TASK PROMPT —
Determine how many lines of the data below contain "image", then give only that number.

RECORDS TO PROCESS —

>>>

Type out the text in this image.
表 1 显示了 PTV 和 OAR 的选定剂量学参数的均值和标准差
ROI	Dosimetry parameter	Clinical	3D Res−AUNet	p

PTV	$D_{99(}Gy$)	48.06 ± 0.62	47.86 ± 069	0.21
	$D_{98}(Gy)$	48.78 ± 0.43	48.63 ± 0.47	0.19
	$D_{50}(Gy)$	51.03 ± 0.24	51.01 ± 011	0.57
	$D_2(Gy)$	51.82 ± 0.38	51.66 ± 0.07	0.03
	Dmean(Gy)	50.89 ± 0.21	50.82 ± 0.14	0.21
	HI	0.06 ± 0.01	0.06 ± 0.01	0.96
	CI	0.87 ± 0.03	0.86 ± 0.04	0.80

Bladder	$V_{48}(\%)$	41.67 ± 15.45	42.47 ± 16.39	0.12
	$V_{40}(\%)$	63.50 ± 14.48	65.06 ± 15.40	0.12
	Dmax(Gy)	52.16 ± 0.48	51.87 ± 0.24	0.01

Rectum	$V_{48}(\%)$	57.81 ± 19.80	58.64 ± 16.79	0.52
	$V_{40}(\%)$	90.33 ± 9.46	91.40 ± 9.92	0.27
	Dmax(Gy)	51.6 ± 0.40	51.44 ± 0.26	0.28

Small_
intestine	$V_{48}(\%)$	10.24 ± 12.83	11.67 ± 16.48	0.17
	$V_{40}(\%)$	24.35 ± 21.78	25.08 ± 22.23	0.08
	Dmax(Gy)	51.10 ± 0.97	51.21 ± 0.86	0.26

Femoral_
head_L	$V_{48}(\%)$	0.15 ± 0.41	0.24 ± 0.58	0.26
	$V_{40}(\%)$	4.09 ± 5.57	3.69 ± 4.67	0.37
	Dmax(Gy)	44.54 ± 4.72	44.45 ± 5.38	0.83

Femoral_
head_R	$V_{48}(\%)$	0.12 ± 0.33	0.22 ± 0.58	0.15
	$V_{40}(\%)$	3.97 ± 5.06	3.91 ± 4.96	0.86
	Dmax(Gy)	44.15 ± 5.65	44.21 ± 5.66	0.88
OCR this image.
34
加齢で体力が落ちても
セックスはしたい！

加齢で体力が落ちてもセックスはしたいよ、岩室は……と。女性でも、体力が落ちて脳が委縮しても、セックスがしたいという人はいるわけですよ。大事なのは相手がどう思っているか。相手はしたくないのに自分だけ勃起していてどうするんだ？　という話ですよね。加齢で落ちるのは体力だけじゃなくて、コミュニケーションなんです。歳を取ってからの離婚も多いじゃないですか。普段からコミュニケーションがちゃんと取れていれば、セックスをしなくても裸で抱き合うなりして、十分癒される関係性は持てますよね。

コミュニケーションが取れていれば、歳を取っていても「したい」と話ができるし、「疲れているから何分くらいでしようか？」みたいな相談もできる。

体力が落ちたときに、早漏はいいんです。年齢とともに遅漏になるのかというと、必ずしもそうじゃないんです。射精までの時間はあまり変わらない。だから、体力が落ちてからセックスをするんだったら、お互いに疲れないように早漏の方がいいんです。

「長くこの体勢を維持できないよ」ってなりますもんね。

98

<<<

CORRECT ANSWER —
2